# TASK STATEMENT
For the material that follows, list every line containing the word "Export".

# STORED ROWS
• • • • • • •

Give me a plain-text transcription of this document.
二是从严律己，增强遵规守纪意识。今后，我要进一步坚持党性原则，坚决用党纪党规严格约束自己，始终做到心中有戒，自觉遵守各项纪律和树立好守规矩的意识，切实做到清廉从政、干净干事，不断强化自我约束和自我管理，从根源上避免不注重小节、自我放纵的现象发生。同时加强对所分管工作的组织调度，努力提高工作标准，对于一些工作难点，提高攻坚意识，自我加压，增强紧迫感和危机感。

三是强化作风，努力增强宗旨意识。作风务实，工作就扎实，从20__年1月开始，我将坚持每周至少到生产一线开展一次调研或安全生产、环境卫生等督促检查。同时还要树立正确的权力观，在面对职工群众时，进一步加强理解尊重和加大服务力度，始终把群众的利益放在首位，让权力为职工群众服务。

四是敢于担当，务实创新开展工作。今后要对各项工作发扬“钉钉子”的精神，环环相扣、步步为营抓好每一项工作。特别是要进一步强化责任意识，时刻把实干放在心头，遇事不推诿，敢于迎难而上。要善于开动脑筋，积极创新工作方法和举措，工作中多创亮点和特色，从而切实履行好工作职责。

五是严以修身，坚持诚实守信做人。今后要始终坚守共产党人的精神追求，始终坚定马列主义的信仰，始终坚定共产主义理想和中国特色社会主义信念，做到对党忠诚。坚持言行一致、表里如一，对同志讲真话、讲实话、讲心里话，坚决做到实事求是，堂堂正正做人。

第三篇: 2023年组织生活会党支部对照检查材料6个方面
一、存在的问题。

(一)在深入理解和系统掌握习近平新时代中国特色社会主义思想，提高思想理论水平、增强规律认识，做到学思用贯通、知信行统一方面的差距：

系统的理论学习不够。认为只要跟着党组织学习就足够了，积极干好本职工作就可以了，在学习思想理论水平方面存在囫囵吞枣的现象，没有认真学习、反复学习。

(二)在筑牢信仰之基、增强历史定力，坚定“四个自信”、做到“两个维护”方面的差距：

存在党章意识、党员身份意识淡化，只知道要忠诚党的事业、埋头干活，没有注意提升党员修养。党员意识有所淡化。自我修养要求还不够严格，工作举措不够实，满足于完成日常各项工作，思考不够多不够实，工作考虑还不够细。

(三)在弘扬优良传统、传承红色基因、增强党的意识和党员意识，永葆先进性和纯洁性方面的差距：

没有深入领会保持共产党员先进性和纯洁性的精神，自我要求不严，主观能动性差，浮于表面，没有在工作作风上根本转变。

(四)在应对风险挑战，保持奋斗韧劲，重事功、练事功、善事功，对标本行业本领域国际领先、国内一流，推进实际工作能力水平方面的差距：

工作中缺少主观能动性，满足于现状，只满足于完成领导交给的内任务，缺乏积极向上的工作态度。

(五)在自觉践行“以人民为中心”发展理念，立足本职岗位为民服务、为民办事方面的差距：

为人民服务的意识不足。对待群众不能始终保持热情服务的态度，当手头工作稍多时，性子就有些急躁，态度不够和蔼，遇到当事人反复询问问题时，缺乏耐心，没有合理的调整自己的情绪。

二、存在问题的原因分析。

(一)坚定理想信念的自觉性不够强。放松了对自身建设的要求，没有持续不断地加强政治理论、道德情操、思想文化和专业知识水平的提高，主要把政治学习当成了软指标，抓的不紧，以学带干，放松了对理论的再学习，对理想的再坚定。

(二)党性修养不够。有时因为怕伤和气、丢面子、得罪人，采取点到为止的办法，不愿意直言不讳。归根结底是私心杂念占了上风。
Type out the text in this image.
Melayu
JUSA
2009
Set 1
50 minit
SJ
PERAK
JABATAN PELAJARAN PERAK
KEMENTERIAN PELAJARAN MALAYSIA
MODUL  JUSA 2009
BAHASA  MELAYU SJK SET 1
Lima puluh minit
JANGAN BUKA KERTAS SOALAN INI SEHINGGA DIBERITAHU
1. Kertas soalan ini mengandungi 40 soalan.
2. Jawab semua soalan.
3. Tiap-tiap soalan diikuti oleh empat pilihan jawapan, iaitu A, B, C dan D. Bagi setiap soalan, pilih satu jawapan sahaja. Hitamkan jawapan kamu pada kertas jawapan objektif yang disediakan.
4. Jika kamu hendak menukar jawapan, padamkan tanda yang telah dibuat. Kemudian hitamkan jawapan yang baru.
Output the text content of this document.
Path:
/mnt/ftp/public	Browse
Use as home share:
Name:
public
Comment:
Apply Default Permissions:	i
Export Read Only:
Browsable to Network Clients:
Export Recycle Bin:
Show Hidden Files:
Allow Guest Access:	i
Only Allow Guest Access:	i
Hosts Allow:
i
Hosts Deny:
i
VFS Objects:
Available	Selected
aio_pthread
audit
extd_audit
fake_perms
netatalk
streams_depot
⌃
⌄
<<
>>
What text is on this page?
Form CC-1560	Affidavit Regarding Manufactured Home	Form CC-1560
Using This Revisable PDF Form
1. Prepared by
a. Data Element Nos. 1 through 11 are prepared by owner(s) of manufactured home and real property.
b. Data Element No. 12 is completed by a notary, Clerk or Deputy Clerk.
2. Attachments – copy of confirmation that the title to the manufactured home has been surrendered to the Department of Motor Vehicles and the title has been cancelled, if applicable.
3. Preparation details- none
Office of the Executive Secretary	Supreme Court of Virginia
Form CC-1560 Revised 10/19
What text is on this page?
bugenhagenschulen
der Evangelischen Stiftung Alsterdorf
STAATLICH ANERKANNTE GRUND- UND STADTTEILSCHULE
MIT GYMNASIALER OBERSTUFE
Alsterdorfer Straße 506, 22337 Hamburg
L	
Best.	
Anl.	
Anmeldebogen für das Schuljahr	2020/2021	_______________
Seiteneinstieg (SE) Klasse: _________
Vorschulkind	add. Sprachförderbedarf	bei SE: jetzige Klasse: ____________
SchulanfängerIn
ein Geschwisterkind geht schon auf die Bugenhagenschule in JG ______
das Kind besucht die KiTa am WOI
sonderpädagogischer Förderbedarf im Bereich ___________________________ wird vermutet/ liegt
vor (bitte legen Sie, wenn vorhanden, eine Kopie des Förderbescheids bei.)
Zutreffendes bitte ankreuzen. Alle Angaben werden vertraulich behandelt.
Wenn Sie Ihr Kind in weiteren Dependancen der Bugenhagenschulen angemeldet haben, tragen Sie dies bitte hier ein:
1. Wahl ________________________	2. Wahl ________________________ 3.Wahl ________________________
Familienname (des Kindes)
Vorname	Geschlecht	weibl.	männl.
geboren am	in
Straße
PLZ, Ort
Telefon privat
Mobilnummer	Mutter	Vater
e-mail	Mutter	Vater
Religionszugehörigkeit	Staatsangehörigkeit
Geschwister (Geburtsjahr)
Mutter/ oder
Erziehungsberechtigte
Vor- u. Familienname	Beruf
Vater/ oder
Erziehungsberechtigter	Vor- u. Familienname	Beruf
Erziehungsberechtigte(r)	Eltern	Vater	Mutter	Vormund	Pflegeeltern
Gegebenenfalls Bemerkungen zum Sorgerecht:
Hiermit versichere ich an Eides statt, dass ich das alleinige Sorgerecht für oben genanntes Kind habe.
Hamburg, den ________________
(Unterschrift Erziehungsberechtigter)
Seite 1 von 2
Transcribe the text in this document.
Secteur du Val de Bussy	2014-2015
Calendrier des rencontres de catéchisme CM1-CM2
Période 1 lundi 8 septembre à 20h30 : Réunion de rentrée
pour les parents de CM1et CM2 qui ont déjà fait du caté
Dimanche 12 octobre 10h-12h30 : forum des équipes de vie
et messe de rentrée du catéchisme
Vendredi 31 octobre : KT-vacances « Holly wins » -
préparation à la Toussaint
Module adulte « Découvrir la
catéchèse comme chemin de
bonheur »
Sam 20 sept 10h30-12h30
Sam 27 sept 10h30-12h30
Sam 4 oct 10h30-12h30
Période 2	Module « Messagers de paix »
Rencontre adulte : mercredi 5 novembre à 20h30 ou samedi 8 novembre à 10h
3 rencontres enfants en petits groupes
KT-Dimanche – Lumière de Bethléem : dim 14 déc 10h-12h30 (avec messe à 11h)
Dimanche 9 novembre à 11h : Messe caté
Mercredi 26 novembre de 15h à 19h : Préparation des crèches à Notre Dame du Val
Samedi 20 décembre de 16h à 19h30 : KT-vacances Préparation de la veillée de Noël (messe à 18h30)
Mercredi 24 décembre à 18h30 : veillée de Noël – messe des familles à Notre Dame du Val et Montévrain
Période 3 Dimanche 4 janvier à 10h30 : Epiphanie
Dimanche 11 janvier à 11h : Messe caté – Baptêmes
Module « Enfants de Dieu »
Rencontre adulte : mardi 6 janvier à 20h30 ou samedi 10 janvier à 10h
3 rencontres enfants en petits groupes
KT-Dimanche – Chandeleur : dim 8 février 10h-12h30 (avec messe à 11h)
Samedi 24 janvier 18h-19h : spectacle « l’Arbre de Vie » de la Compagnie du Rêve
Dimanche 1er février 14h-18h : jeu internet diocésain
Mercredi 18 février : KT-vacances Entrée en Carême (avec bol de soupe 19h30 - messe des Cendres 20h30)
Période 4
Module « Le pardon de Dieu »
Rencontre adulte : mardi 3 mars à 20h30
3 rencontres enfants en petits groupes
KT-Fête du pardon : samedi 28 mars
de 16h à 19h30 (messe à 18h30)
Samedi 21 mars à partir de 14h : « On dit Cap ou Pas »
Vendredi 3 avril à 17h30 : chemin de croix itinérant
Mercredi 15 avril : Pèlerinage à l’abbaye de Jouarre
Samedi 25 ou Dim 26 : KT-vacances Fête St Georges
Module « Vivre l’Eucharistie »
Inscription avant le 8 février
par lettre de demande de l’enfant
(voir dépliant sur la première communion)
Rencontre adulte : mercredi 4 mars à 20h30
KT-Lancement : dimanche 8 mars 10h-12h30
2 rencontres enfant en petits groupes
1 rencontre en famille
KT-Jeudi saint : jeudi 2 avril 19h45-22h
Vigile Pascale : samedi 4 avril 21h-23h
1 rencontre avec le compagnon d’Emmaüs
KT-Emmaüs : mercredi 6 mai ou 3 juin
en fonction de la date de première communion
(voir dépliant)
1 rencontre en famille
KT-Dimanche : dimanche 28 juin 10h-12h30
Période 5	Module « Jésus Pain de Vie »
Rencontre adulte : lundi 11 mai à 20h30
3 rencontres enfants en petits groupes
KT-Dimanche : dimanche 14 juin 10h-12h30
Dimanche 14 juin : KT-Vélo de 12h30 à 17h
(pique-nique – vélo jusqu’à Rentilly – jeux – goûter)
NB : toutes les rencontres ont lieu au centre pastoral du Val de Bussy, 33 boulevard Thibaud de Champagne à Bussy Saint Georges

• • • • • • •

# COMPLETED TASK
Export Read Only:
Export Recycle Bin:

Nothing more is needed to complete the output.